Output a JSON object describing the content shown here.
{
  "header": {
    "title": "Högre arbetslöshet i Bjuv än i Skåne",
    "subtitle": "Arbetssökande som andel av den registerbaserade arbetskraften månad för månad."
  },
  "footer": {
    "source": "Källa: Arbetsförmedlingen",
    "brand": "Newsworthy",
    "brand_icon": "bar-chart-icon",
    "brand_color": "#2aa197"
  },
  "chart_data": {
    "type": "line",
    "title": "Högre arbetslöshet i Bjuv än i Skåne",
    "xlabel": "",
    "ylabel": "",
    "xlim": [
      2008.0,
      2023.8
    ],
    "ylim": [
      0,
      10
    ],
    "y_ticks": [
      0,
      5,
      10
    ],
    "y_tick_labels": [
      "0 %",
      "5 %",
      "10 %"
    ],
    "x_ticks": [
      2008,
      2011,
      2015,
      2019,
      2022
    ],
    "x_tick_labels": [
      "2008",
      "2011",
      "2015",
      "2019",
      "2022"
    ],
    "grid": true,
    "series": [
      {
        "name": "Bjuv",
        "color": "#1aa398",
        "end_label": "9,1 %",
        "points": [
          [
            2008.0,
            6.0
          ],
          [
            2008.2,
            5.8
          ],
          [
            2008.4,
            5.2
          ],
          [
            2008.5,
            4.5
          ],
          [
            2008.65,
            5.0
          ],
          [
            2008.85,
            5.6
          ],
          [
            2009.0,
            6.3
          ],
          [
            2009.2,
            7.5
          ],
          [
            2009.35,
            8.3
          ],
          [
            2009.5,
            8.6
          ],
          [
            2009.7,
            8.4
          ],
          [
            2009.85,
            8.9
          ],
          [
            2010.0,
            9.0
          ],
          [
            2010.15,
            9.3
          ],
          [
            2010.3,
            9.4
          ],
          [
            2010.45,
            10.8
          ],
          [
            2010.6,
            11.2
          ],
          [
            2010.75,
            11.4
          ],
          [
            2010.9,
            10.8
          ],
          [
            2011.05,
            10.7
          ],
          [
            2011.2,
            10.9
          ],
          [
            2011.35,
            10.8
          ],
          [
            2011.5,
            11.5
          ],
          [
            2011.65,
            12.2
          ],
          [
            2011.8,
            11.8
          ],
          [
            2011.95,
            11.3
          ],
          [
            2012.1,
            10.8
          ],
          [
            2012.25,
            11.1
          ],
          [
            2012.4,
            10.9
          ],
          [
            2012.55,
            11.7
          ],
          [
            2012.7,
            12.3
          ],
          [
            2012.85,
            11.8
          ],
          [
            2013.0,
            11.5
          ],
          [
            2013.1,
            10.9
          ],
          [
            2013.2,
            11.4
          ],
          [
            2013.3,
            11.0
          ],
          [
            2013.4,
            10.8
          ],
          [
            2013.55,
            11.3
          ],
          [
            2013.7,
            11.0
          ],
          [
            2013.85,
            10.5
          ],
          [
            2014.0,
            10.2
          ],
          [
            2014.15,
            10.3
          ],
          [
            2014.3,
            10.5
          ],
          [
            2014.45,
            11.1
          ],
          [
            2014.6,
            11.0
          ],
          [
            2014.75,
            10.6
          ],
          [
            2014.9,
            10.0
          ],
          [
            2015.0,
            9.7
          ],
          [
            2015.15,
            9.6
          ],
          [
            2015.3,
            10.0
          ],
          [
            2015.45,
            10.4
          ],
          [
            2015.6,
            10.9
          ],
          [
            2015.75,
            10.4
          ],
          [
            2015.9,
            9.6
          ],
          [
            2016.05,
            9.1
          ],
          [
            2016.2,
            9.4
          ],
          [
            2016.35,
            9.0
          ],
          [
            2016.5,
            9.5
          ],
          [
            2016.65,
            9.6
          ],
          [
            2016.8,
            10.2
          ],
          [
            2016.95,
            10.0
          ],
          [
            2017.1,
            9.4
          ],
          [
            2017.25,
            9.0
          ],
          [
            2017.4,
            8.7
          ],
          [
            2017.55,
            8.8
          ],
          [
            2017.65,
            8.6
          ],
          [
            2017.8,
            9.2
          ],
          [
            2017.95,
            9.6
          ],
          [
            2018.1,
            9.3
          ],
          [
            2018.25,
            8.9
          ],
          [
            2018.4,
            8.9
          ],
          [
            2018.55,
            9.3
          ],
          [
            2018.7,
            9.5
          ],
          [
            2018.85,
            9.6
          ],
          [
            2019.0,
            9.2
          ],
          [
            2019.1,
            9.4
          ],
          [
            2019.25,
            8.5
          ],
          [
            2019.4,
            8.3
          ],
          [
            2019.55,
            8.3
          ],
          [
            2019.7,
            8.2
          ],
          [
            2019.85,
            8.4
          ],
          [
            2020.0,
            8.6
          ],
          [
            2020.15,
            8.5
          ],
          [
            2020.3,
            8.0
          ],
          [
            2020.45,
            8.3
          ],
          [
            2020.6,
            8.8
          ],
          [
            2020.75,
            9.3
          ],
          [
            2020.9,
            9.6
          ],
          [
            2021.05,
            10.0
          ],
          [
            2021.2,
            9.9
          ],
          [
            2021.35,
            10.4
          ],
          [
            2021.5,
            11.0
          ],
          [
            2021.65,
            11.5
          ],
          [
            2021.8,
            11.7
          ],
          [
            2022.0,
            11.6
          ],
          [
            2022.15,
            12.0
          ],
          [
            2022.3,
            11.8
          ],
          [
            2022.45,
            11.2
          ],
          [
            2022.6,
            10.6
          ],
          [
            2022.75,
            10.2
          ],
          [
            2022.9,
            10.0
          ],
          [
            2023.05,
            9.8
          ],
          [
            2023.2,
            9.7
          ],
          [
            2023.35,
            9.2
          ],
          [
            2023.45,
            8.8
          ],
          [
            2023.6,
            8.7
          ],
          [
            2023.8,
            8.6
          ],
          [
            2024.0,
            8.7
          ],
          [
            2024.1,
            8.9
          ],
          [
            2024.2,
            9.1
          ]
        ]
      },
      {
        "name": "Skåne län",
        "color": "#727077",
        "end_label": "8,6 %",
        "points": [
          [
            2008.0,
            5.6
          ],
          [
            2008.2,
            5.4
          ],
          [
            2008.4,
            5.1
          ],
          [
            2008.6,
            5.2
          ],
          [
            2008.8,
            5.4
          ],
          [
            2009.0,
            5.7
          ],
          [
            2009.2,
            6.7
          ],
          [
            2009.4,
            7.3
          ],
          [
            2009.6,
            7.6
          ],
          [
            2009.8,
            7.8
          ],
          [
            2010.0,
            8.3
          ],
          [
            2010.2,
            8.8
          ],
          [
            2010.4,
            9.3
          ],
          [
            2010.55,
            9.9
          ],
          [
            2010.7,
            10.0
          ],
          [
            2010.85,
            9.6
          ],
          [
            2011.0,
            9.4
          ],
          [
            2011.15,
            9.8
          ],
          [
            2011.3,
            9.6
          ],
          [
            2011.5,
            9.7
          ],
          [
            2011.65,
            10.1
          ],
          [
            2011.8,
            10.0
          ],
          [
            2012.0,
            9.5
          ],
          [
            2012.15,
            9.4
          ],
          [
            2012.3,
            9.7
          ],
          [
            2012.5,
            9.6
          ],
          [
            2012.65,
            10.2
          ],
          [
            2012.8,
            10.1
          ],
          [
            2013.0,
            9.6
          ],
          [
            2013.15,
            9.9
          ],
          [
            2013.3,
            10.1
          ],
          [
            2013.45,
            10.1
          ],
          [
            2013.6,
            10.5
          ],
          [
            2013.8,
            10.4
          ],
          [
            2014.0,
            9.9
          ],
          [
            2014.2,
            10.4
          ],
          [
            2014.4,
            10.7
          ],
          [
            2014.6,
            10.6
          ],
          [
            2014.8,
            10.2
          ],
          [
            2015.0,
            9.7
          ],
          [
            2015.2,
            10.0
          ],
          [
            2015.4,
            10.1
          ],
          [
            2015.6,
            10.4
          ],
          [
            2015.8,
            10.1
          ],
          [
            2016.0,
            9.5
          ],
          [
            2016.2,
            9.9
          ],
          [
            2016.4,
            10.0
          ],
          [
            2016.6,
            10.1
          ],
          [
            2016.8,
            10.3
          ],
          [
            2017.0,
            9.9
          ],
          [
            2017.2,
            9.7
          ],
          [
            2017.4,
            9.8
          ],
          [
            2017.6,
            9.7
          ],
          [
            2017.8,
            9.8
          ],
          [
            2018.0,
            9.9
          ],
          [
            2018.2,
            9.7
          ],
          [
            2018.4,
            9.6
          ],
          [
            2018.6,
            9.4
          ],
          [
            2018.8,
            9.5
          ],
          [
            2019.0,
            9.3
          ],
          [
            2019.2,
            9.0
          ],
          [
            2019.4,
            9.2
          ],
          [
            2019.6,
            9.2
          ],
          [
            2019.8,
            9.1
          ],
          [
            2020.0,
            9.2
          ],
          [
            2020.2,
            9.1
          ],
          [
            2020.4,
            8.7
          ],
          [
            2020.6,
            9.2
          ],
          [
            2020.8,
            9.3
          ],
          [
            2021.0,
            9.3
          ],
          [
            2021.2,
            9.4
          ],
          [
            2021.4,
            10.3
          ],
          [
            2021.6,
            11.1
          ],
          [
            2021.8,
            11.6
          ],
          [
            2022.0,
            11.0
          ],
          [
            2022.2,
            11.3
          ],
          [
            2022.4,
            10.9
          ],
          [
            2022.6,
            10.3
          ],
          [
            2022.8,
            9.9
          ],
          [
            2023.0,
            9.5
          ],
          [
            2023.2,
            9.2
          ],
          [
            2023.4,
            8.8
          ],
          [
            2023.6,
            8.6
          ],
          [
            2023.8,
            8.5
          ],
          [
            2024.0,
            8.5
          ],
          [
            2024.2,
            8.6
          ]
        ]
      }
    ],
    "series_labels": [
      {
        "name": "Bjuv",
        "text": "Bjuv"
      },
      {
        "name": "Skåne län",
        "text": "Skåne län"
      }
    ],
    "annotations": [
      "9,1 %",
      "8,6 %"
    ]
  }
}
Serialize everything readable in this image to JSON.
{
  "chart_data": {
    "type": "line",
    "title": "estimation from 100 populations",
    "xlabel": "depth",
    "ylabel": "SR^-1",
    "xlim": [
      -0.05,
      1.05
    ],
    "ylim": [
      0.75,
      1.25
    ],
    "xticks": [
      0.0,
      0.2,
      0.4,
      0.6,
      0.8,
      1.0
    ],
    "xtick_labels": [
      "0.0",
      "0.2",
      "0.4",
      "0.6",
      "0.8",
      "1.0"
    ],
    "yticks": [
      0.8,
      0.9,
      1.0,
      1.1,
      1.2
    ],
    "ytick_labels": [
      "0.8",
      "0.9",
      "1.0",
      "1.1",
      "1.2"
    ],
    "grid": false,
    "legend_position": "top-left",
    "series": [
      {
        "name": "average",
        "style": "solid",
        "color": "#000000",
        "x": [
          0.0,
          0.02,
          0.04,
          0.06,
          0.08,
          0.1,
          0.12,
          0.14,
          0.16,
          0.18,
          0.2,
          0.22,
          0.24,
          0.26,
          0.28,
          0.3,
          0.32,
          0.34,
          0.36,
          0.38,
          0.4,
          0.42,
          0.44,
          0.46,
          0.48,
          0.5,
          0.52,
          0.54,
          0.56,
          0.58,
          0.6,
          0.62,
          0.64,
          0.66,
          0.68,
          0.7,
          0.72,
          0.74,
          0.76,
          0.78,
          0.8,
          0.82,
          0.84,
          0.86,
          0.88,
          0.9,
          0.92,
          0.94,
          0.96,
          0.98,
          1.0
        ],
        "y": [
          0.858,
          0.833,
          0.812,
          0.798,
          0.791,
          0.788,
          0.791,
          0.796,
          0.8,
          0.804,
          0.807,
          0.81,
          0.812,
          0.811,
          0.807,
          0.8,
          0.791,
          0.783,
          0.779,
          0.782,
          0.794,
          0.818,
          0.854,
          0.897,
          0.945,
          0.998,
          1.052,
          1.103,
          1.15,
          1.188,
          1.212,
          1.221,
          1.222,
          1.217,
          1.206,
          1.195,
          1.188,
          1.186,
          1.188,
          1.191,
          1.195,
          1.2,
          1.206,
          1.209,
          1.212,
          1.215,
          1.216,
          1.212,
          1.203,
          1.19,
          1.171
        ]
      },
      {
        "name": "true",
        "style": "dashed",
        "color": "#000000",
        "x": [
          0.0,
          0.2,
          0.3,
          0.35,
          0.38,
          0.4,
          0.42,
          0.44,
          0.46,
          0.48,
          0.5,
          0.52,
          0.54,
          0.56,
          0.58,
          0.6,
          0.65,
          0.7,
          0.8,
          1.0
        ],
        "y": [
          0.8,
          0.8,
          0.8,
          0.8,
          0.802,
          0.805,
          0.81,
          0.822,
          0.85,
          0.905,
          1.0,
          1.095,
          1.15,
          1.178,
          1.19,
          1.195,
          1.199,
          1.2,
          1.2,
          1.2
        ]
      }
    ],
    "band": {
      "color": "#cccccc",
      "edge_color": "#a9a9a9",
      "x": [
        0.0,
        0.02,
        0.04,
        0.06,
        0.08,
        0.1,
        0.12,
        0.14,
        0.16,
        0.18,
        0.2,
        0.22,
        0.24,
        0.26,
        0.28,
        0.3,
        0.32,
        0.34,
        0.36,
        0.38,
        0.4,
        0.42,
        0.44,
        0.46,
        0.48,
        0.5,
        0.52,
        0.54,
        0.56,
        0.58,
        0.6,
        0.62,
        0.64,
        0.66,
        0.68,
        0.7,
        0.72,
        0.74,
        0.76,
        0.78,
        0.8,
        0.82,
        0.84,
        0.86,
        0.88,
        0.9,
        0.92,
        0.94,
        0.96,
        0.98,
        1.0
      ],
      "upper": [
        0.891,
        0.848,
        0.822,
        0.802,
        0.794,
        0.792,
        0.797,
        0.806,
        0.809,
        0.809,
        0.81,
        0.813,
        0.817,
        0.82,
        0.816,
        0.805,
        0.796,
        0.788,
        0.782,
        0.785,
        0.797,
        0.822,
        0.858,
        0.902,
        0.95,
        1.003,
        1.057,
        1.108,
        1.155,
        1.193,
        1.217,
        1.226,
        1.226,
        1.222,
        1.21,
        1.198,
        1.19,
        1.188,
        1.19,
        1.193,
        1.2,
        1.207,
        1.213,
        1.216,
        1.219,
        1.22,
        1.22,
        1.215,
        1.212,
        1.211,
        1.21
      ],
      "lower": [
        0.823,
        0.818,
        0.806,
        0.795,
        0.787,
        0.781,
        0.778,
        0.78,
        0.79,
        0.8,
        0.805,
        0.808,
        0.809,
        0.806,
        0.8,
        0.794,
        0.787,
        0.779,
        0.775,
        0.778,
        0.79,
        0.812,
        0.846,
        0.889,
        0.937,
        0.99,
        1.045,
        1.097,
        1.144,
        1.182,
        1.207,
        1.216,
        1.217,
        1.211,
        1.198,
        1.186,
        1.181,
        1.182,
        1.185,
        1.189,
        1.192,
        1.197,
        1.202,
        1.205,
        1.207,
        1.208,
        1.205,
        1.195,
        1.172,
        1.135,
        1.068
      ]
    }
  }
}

* **Aim**: Copy each line containing the word "JSON" from the data.

* **Full solution**:
Output a JSON object describing the content shown here.
Serialize everything readable in this image to JSON.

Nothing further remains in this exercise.